Items>

------------

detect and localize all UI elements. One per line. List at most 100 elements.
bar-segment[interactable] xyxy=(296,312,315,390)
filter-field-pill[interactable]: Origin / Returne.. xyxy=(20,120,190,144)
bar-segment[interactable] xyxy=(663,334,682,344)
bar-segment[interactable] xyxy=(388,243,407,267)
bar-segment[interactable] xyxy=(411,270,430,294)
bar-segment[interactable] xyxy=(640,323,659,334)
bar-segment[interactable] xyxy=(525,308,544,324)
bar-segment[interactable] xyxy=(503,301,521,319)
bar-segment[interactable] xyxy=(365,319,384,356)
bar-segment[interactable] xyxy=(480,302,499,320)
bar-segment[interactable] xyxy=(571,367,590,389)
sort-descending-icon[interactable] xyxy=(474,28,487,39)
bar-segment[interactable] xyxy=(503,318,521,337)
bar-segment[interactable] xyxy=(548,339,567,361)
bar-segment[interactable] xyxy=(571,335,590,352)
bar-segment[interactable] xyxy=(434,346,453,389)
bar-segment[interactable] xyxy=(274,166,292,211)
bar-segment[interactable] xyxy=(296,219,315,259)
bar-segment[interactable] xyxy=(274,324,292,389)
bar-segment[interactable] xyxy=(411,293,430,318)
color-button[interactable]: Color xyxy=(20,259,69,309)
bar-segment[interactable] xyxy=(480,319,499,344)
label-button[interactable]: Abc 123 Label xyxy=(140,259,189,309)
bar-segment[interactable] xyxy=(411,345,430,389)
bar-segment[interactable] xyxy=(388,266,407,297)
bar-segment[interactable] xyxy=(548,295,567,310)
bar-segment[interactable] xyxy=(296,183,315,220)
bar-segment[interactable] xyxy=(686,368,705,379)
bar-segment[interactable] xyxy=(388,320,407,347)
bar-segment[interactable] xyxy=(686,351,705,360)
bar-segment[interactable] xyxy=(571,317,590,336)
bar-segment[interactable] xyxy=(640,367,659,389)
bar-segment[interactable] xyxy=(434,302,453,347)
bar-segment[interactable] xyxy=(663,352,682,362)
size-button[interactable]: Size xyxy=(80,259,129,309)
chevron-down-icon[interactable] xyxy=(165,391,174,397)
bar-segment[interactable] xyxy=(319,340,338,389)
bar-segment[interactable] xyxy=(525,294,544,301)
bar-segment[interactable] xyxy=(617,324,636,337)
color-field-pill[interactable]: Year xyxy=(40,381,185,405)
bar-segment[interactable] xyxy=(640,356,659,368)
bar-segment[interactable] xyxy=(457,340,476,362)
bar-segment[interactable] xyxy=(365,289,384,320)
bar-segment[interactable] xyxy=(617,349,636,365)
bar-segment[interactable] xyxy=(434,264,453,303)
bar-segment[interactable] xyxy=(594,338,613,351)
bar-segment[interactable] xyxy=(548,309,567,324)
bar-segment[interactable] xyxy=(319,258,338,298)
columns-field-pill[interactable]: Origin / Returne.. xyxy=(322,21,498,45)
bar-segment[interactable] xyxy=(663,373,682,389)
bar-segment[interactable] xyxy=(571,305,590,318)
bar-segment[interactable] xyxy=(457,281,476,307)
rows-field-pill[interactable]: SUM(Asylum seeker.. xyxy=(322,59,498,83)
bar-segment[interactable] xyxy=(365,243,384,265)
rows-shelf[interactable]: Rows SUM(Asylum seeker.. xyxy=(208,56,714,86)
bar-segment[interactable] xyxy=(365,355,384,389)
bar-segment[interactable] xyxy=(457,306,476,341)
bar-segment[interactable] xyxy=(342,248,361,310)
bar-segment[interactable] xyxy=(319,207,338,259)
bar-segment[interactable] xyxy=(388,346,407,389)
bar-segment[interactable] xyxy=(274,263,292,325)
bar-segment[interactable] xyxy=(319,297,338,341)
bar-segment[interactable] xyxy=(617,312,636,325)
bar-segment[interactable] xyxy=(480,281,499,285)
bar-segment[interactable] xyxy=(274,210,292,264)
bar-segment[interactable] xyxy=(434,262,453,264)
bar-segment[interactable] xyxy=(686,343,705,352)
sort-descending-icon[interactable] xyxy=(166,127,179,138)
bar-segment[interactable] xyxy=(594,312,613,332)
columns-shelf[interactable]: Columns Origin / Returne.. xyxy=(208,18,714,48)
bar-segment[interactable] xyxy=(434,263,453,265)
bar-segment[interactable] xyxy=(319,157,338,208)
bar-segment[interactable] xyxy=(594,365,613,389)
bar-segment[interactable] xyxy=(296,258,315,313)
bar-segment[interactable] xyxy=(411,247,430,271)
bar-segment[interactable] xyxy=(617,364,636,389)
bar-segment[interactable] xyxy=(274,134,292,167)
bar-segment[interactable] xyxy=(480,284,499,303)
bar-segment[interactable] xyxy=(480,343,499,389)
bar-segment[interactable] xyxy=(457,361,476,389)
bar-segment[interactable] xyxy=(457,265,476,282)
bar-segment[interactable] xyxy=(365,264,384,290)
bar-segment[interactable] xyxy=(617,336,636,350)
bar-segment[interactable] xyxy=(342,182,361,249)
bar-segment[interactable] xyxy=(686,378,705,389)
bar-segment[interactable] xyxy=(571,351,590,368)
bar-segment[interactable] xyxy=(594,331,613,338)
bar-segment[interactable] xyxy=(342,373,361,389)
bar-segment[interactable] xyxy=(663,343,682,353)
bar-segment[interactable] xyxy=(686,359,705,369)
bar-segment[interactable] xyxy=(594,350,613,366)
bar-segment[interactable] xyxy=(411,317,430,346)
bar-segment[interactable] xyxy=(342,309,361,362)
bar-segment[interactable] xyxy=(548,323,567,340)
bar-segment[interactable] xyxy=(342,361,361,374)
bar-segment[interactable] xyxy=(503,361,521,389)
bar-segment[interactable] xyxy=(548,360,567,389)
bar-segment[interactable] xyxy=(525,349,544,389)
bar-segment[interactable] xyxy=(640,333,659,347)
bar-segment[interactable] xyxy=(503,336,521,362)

------------

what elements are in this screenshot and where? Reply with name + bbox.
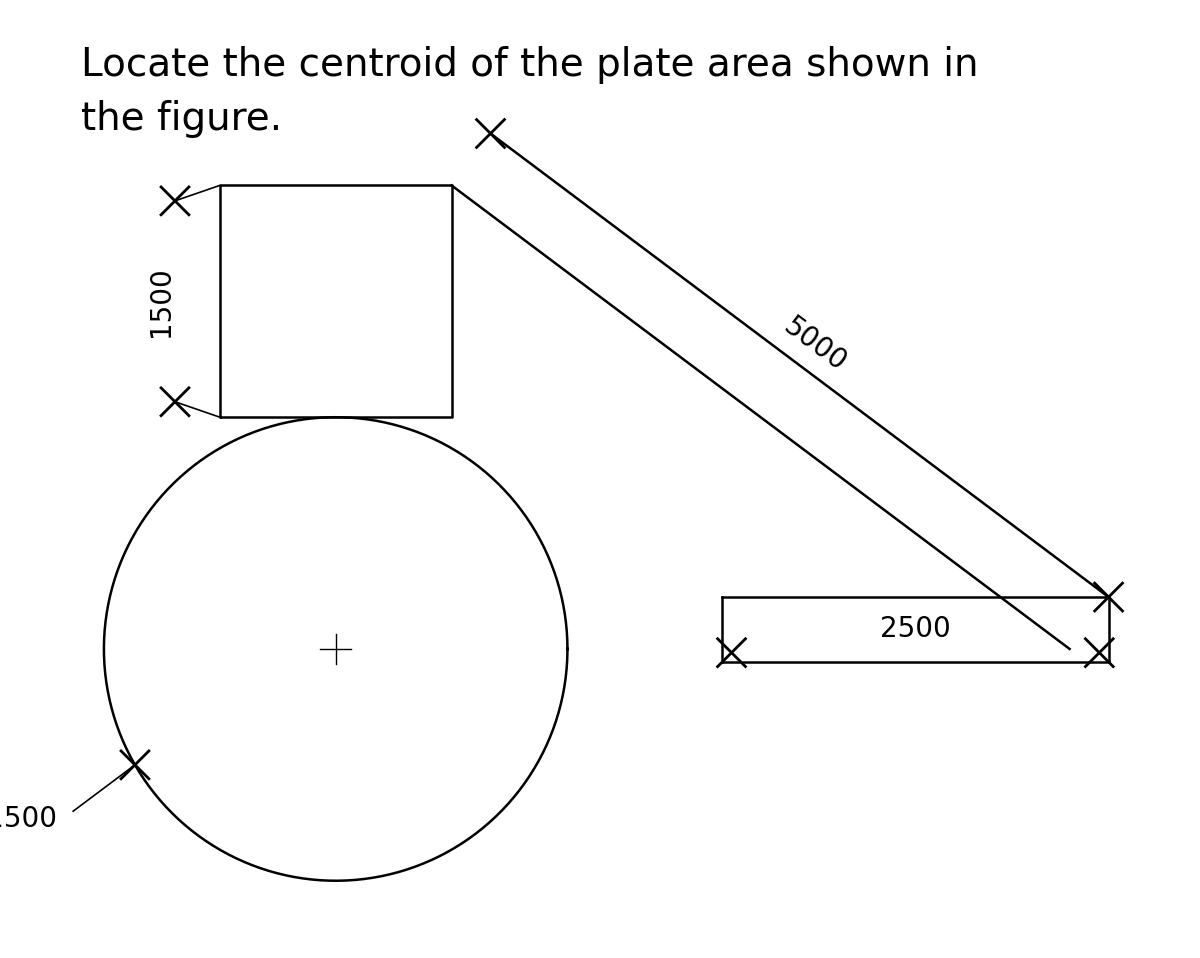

------------

Problem statement> Copy the rows from the line containing "detect and localize" through the line containing "bar-segment[interactable] xyxy=(411,270,430,294)", character for character.

Expected output>
detect and localize all UI elements. One per line. List at most 100 elements.
bar-segment[interactable] xyxy=(296,312,315,390)
filter-field-pill[interactable]: Origin / Returne.. xyxy=(20,120,190,144)
bar-segment[interactable] xyxy=(663,334,682,344)
bar-segment[interactable] xyxy=(388,243,407,267)
bar-segment[interactable] xyxy=(411,270,430,294)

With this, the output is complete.